◆ GIVEN TASK ◆
Check each line for the word "xlabel" and report how many have it. Give nothing else.

◆ Source records ◆
-*-*-

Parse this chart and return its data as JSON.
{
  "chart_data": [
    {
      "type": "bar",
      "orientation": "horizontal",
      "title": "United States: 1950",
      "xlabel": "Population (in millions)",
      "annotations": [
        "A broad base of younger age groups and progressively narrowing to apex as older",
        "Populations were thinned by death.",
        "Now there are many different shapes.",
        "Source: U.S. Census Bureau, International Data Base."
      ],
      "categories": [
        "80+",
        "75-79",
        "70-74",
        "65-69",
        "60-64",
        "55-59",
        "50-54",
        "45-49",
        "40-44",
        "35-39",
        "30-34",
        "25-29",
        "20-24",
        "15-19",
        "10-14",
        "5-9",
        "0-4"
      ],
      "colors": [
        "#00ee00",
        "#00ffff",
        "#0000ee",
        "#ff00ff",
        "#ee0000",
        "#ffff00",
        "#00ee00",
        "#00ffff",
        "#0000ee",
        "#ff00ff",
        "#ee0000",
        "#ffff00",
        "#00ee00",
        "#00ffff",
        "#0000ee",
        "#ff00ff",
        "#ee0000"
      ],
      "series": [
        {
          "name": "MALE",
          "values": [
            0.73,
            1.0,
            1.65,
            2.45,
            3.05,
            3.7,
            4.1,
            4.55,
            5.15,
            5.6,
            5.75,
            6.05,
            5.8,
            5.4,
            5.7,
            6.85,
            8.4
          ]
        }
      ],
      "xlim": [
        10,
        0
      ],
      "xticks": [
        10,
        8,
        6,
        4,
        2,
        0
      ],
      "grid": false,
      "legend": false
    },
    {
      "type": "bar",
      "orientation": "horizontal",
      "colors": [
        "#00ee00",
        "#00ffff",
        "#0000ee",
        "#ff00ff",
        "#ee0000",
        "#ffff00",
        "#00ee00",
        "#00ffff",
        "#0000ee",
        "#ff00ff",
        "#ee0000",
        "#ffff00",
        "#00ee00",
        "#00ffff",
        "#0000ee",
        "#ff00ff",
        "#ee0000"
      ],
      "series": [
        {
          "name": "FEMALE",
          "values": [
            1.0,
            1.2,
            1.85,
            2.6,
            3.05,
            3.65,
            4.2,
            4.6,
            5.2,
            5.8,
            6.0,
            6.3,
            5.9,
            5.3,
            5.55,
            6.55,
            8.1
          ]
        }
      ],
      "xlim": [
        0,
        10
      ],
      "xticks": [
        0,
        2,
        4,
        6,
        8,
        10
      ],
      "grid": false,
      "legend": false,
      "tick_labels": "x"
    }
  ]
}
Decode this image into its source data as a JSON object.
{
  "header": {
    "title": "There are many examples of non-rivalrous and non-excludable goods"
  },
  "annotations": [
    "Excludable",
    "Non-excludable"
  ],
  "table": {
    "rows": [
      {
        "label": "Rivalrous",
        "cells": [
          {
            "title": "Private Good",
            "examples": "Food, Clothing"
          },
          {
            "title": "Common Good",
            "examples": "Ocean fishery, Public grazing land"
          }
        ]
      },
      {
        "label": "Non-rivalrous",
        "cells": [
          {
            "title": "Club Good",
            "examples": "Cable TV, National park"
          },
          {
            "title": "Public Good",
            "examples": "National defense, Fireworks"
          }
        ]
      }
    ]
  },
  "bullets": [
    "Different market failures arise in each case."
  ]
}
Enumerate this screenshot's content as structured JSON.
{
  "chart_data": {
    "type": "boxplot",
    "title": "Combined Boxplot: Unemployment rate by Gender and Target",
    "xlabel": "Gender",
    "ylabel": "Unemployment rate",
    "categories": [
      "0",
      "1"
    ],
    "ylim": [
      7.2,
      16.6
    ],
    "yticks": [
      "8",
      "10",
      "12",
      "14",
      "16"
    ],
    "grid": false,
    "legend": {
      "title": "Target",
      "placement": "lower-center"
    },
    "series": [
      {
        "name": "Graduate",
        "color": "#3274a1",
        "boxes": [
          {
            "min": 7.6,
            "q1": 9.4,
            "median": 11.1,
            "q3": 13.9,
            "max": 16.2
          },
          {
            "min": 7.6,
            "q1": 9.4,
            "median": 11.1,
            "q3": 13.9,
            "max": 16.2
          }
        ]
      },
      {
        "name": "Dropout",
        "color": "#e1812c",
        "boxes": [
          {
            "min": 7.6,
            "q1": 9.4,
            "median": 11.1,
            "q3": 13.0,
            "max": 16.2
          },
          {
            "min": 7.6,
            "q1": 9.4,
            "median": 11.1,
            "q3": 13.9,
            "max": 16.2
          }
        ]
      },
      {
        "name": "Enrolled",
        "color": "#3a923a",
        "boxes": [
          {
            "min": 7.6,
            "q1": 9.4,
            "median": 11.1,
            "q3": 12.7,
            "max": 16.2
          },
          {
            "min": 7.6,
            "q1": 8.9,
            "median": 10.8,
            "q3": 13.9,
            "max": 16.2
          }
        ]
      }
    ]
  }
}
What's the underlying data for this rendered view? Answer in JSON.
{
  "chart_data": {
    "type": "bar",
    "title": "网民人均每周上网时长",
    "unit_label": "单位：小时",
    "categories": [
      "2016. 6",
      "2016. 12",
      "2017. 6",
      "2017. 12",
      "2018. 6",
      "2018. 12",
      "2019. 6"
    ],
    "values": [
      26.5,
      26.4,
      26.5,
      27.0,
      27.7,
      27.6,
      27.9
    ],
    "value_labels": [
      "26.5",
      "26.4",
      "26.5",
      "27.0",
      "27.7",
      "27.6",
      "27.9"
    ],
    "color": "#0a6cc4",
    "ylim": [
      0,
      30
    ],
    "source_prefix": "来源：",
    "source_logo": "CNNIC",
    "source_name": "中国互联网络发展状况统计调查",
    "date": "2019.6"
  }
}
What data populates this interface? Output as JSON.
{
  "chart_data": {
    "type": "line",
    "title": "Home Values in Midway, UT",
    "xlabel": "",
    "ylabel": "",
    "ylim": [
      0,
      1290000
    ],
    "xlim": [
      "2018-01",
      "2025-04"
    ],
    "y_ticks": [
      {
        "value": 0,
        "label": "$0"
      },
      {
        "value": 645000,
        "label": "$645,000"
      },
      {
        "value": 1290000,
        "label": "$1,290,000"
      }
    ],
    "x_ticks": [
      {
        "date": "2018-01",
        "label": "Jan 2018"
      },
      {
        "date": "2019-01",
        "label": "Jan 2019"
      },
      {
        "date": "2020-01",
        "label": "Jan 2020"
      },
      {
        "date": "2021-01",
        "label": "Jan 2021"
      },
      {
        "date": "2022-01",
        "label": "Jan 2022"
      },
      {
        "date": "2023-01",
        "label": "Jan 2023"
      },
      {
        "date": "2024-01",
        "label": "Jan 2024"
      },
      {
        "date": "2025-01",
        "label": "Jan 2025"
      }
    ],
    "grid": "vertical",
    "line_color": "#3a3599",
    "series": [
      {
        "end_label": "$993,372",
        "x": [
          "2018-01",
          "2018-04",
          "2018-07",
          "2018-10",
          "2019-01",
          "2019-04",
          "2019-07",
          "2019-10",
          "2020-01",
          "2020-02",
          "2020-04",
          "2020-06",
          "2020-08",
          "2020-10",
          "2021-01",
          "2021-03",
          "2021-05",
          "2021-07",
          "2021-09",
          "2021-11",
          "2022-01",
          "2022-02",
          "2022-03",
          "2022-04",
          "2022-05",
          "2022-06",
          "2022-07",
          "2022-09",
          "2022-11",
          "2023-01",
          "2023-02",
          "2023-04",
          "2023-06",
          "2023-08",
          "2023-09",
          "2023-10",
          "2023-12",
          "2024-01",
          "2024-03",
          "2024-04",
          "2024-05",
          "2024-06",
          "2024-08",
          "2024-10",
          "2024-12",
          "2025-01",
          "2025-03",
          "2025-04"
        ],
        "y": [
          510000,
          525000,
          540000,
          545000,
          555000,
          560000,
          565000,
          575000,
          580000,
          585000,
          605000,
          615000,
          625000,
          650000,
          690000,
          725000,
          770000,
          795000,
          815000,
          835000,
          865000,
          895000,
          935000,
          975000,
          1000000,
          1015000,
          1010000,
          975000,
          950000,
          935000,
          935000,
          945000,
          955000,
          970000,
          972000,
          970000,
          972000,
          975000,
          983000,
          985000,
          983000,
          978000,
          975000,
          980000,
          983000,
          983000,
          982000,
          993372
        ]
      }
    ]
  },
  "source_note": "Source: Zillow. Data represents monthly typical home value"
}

-*-*-

◆ CORRECT OUTPUT ◆
3